*** Material to process ***

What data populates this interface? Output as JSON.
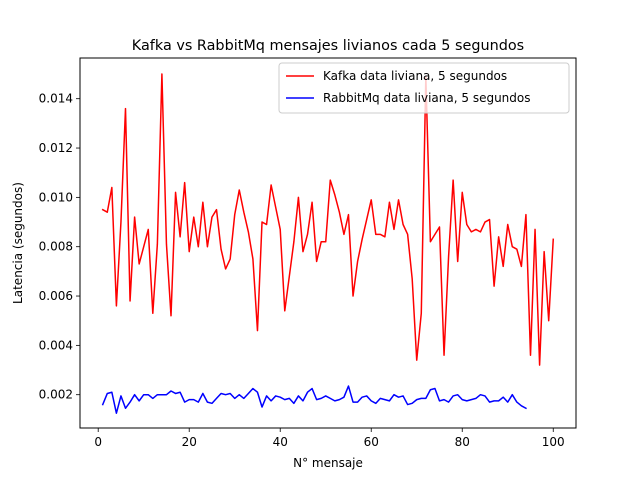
{
  "chart_data": {
    "type": "line",
    "title": "Kafka vs RabbitMq mensajes livianos cada 5 segundos",
    "xlabel": "N° mensaje",
    "ylabel": "Latencia (segundos)",
    "xlim": [
      -4,
      105
    ],
    "ylim": [
      0.00065,
      0.01565
    ],
    "xticks": [
      0,
      20,
      40,
      60,
      80,
      100
    ],
    "xtick_labels": [
      "0",
      "20",
      "40",
      "60",
      "80",
      "100"
    ],
    "yticks": [
      0.002,
      0.004,
      0.006,
      0.008,
      0.01,
      0.012,
      0.014
    ],
    "ytick_labels": [
      "0.002",
      "0.004",
      "0.006",
      "0.008",
      "0.010",
      "0.012",
      "0.014"
    ],
    "grid": false,
    "legend_position": "top-right",
    "series": [
      {
        "name": "Kafka data liviana, 5 segundos",
        "color": "#ff0000",
        "x_start": 1,
        "values": [
          0.0095,
          0.0094,
          0.0104,
          0.0056,
          0.009,
          0.0136,
          0.0058,
          0.0092,
          0.0073,
          0.008,
          0.0087,
          0.0053,
          0.0081,
          0.015,
          0.0081,
          0.0052,
          0.0102,
          0.0084,
          0.0106,
          0.0078,
          0.0092,
          0.008,
          0.0098,
          0.008,
          0.0092,
          0.0095,
          0.0079,
          0.0071,
          0.0075,
          0.0093,
          0.0103,
          0.0094,
          0.0086,
          0.0075,
          0.0046,
          0.009,
          0.0089,
          0.0105,
          0.0096,
          0.0087,
          0.0054,
          0.0068,
          0.0082,
          0.01,
          0.0078,
          0.0085,
          0.0098,
          0.0074,
          0.0082,
          0.0082,
          0.0107,
          0.0101,
          0.0094,
          0.0085,
          0.0093,
          0.006,
          0.0074,
          0.0083,
          0.0091,
          0.0099,
          0.0085,
          0.0085,
          0.0084,
          0.0098,
          0.0087,
          0.0099,
          0.0089,
          0.0085,
          0.0067,
          0.0034,
          0.0053,
          0.0149,
          0.0082,
          0.0085,
          0.0088,
          0.0036,
          0.0076,
          0.0107,
          0.0074,
          0.0102,
          0.0089,
          0.0086,
          0.0087,
          0.0086,
          0.009,
          0.0091,
          0.0064,
          0.0084,
          0.0072,
          0.0089,
          0.008,
          0.0079,
          0.0072,
          0.0093,
          0.0036,
          0.0087,
          0.0032,
          0.0078,
          0.005,
          0.0083
        ]
      },
      {
        "name": "RabbitMq data liviana, 5 segundos",
        "color": "#0000ff",
        "x_start": 1,
        "values": [
          0.0016,
          0.00205,
          0.0021,
          0.00125,
          0.00195,
          0.00145,
          0.0017,
          0.002,
          0.00175,
          0.002,
          0.002,
          0.00185,
          0.002,
          0.002,
          0.002,
          0.00215,
          0.00205,
          0.0021,
          0.0017,
          0.0018,
          0.0018,
          0.0017,
          0.00205,
          0.0017,
          0.00165,
          0.00185,
          0.00205,
          0.002,
          0.00205,
          0.00185,
          0.002,
          0.00185,
          0.00205,
          0.00225,
          0.0021,
          0.0015,
          0.00195,
          0.00175,
          0.00195,
          0.0019,
          0.0018,
          0.00185,
          0.00165,
          0.00195,
          0.00175,
          0.0021,
          0.00225,
          0.0018,
          0.00185,
          0.00195,
          0.00185,
          0.00175,
          0.0018,
          0.0019,
          0.00235,
          0.0017,
          0.0017,
          0.0019,
          0.00195,
          0.00175,
          0.00165,
          0.00185,
          0.0018,
          0.00175,
          0.002,
          0.0019,
          0.00195,
          0.0016,
          0.00165,
          0.0018,
          0.00185,
          0.00185,
          0.0022,
          0.00225,
          0.00175,
          0.0018,
          0.0017,
          0.00195,
          0.002,
          0.0018,
          0.00175,
          0.0018,
          0.00185,
          0.002,
          0.00195,
          0.0017,
          0.00175,
          0.00175,
          0.0019,
          0.0017,
          0.002,
          0.0017,
          0.00155,
          0.00145
        ]
      }
    ]
  }
}
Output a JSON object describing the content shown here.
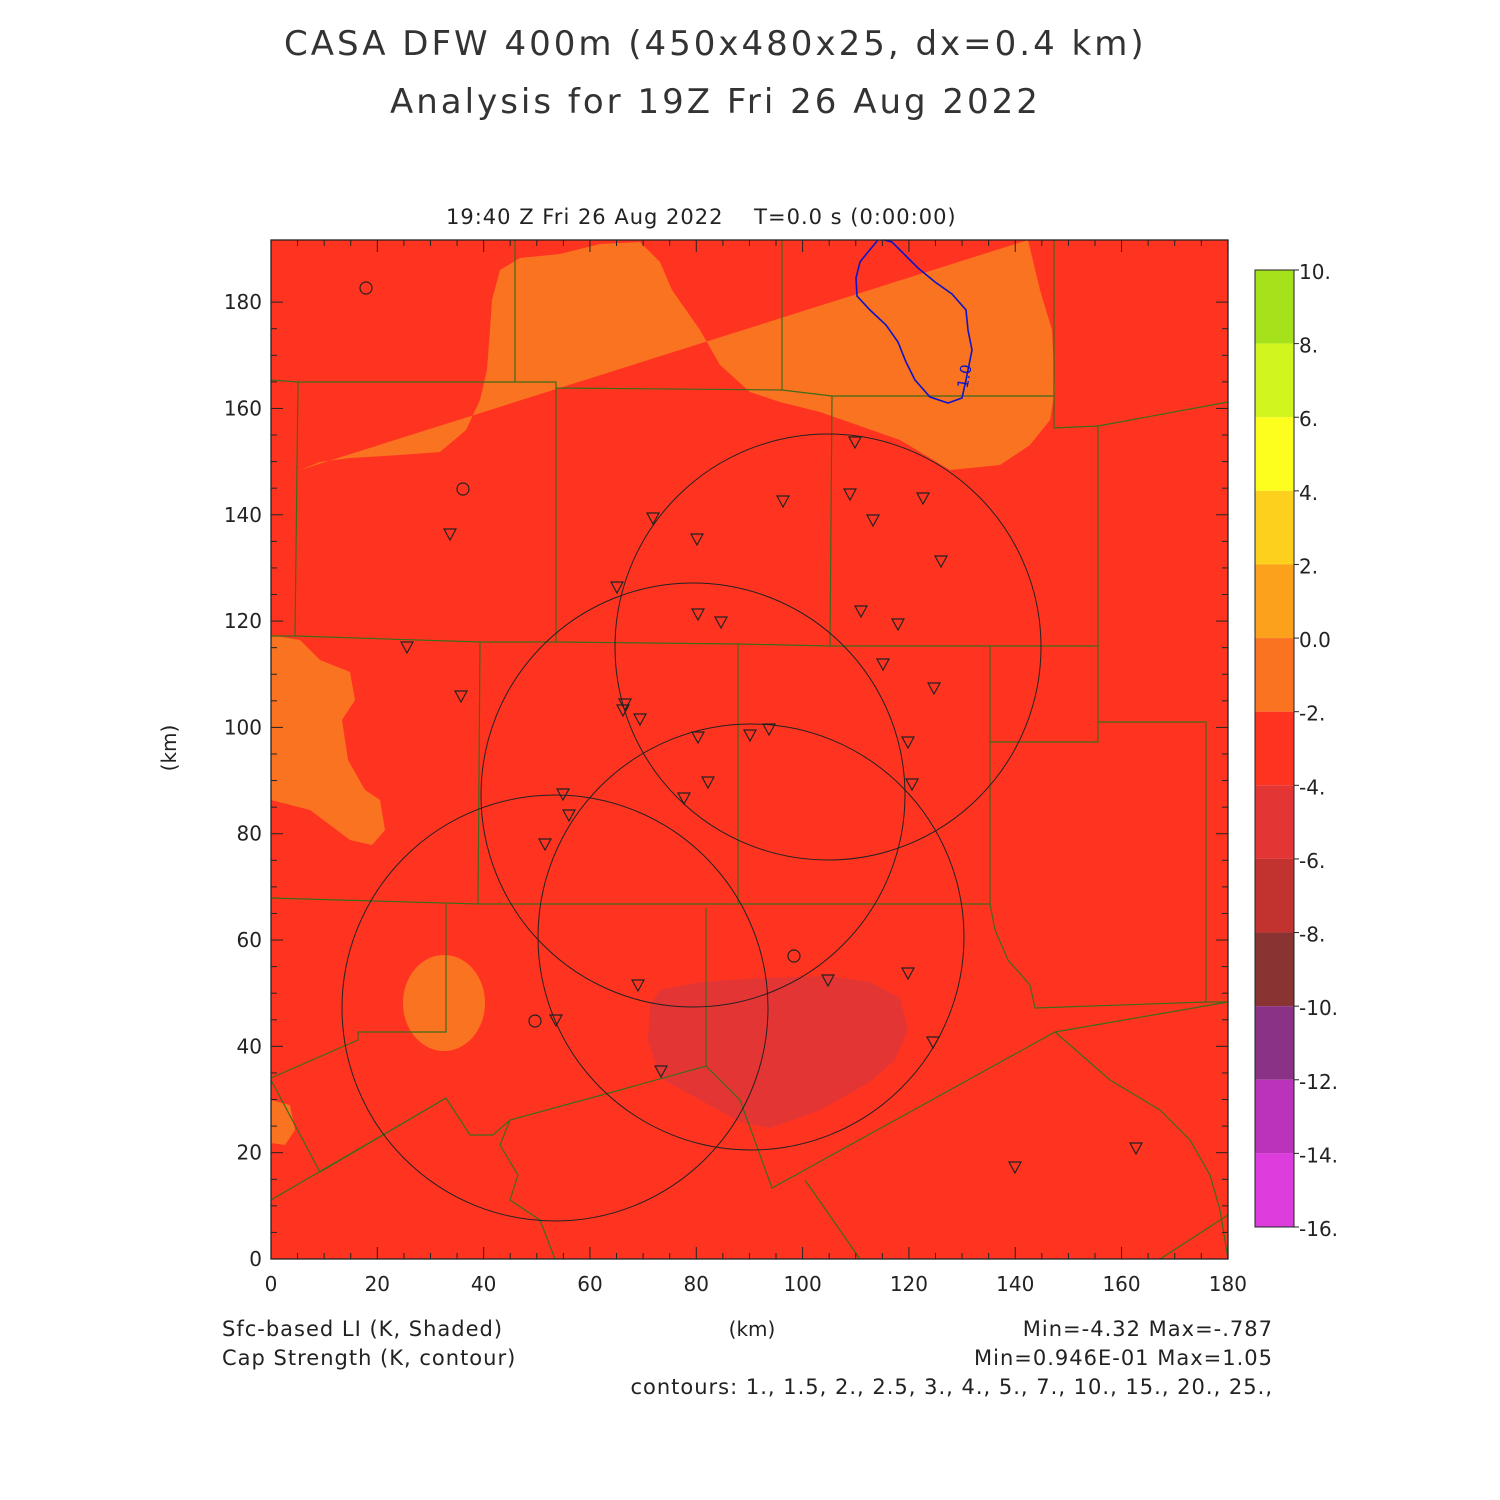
{
  "title_line1": "CASA DFW 400m (450x480x25, dx=0.4 km)",
  "title_line2": "Analysis for 19Z Fri 26 Aug 2022",
  "valid_time": "19:40 Z Fri 26 Aug 2022    T=0.0 s (0:00:00)",
  "x_axis_label": "(km)",
  "y_axis_label": "(km)",
  "x_ticks": [
    "0",
    "20",
    "40",
    "60",
    "80",
    "100",
    "120",
    "140",
    "160",
    "180"
  ],
  "y_ticks": [
    "0",
    "20",
    "40",
    "60",
    "80",
    "100",
    "120",
    "140",
    "160",
    "180"
  ],
  "contour_label": "1.0",
  "footer": {
    "shaded_field": "Sfc-based LI (K, Shaded)",
    "contour_field": "Cap Strength (K, contour)",
    "shaded_range": "Min=-4.32 Max=-.787",
    "contour_range": "Min=0.946E-01 Max=1.05",
    "contours": "contours: 1., 1.5, 2., 2.5, 3., 4., 5., 7., 10., 15., 20., 25.,"
  },
  "colorbar": {
    "labels": [
      "10.",
      "8.",
      "6.",
      "4.",
      "2.",
      "0.0",
      "-2.",
      "-4.",
      "-6.",
      "-8.",
      "-10.",
      "-12.",
      "-14.",
      "-16."
    ],
    "colors": [
      "#a6e21c",
      "#d1f51e",
      "#fefe1e",
      "#fdd01d",
      "#fca11c",
      "#fa7320",
      "#ff3420",
      "#e33634",
      "#c23330",
      "#8a3333",
      "#8a3286",
      "#bb33bb",
      "#dd3ddd"
    ]
  },
  "colors": {
    "li_minus2_to_0": "#fa7320",
    "li_minus4_to_minus2": "#ff3420",
    "li_minus6_to_minus4": "#e33634",
    "county_lines": "#3d6b1a",
    "cap_contour": "#0b16c8"
  },
  "markers": {
    "radar_circles": 4,
    "observation_triangles": 46,
    "observation_circles": 5
  }
}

***

Strip the images and reproduce the remaining records precisely.

What data populates this interface? Output as JSON.
{
  "chart_data": {
    "type": "line",
    "title": "Kafka vs RabbitMq mensajes livianos cada 5 segundos",
    "xlabel": "N° mensaje",
    "ylabel": "Latencia (segundos)",
    "xlim": [
      -4,
      105
    ],
    "ylim": [
      0.00065,
      0.01565
    ],
    "xticks": [
      0,
      20,
      40,
      60,
      80,
      100
    ],
    "xtick_labels": [
      "0",
      "20",
      "40",
      "60",
      "80",
      "100"
    ],
    "yticks": [
      0.002,
      0.004,
      0.006,
      0.008,
      0.01,
      0.012,
      0.014
    ],
    "ytick_labels": [
      "0.002",
      "0.004",
      "0.006",
      "0.008",
      "0.010",
      "0.012",
      "0.014"
    ],
    "grid": false,
    "legend_position": "top-right",
    "series": [
      {
        "name": "Kafka data liviana, 5 segundos",
        "color": "#ff0000",
        "x_start": 1,
        "values": [
          0.0095,
          0.0094,
          0.0104,
          0.0056,
          0.009,
          0.0136,
          0.0058,
          0.0092,
          0.0073,
          0.008,
          0.0087,
          0.0053,
          0.0081,
          0.015,
          0.0081,
          0.0052,
          0.0102,
          0.0084,
          0.0106,
          0.0078,
          0.0092,
          0.008,
          0.0098,
          0.008,
          0.0092,
          0.0095,
          0.0079,
          0.0071,
          0.0075,
          0.0093,
          0.0103,
          0.0094,
          0.0086,
          0.0075,
          0.0046,
          0.009,
          0.0089,
          0.0105,
          0.0096,
          0.0087,
          0.0054,
          0.0068,
          0.0082,
          0.01,
          0.0078,
          0.0085,
          0.0098,
          0.0074,
          0.0082,
          0.0082,
          0.0107,
          0.0101,
          0.0094,
          0.0085,
          0.0093,
          0.006,
          0.0074,
          0.0083,
          0.0091,
          0.0099,
          0.0085,
          0.0085,
          0.0084,
          0.0098,
          0.0087,
          0.0099,
          0.0089,
          0.0085,
          0.0067,
          0.0034,
          0.0053,
          0.0149,
          0.0082,
          0.0085,
          0.0088,
          0.0036,
          0.0076,
          0.0107,
          0.0074,
          0.0102,
          0.0089,
          0.0086,
          0.0087,
          0.0086,
          0.009,
          0.0091,
          0.0064,
          0.0084,
          0.0072,
          0.0089,
          0.008,
          0.0079,
          0.0072,
          0.0093,
          0.0036,
          0.0087,
          0.0032,
          0.0078,
          0.005,
          0.0083
        ]
      },
      {
        "name": "RabbitMq data liviana, 5 segundos",
        "color": "#0000ff",
        "x_start": 1,
        "values": [
          0.0016,
          0.00205,
          0.0021,
          0.00125,
          0.00195,
          0.00145,
          0.0017,
          0.002,
          0.00175,
          0.002,
          0.002,
          0.00185,
          0.002,
          0.002,
          0.002,
          0.00215,
          0.00205,
          0.0021,
          0.0017,
          0.0018,
          0.0018,
          0.0017,
          0.00205,
          0.0017,
          0.00165,
          0.00185,
          0.00205,
          0.002,
          0.00205,
          0.00185,
          0.002,
          0.00185,
          0.00205,
          0.00225,
          0.0021,
          0.0015,
          0.00195,
          0.00175,
          0.00195,
          0.0019,
          0.0018,
          0.00185,
          0.00165,
          0.00195,
          0.00175,
          0.0021,
          0.00225,
          0.0018,
          0.00185,
          0.00195,
          0.00185,
          0.00175,
          0.0018,
          0.0019,
          0.00235,
          0.0017,
          0.0017,
          0.0019,
          0.00195,
          0.00175,
          0.00165,
          0.00185,
          0.0018,
          0.00175,
          0.002,
          0.0019,
          0.00195,
          0.0016,
          0.00165,
          0.0018,
          0.00185,
          0.00185,
          0.0022,
          0.00225,
          0.00175,
          0.0018,
          0.0017,
          0.00195,
          0.002,
          0.0018,
          0.00175,
          0.0018,
          0.00185,
          0.002,
          0.00195,
          0.0017,
          0.00175,
          0.00175,
          0.0019,
          0.0017,
          0.002,
          0.0017,
          0.00155,
          0.00145
        ]
      }
    ]
  }
}
Output a JSON object describing the content shown here.
{
  "title_line1": "CASA DFW 400m (450x480x25, dx=0.4 km)",
  "title_line2": "Analysis for 19Z Fri 26 Aug 2022",
  "valid_time": "19:40 Z Fri 26 Aug 2022    T=0.0 s (0:00:00)",
  "x_axis_label": "(km)",
  "y_axis_label": "(km)",
  "x_ticks": [
    "0",
    "20",
    "40",
    "60",
    "80",
    "100",
    "120",
    "140",
    "160",
    "180"
  ],
  "y_ticks": [
    "0",
    "20",
    "40",
    "60",
    "80",
    "100",
    "120",
    "140",
    "160",
    "180"
  ],
  "contour_label": "1.0",
  "footer": {
    "shaded_field": "Sfc-based LI (K, Shaded)",
    "contour_field": "Cap Strength (K, contour)",
    "shaded_range": "Min=-4.32 Max=-.787",
    "contour_range": "Min=0.946E-01 Max=1.05",
    "contours": "contours: 1., 1.5, 2., 2.5, 3., 4., 5., 7., 10., 15., 20., 25.,"
  },
  "colorbar": {
    "labels": [
      "10.",
      "8.",
      "6.",
      "4.",
      "2.",
      "0.0",
      "-2.",
      "-4.",
      "-6.",
      "-8.",
      "-10.",
      "-12.",
      "-14.",
      "-16."
    ],
    "colors": [
      "#a6e21c",
      "#d1f51e",
      "#fefe1e",
      "#fdd01d",
      "#fca11c",
      "#fa7320",
      "#ff3420",
      "#e33634",
      "#c23330",
      "#8a3333",
      "#8a3286",
      "#bb33bb",
      "#dd3ddd"
    ]
  },
  "colors": {
    "li_minus2_to_0": "#fa7320",
    "li_minus4_to_minus2": "#ff3420",
    "li_minus6_to_minus4": "#e33634",
    "county_lines": "#3d6b1a",
    "cap_contour": "#0b16c8"
  },
  "markers": {
    "radar_circles": 4,
    "observation_triangles": 46,
    "observation_circles": 5
  }
}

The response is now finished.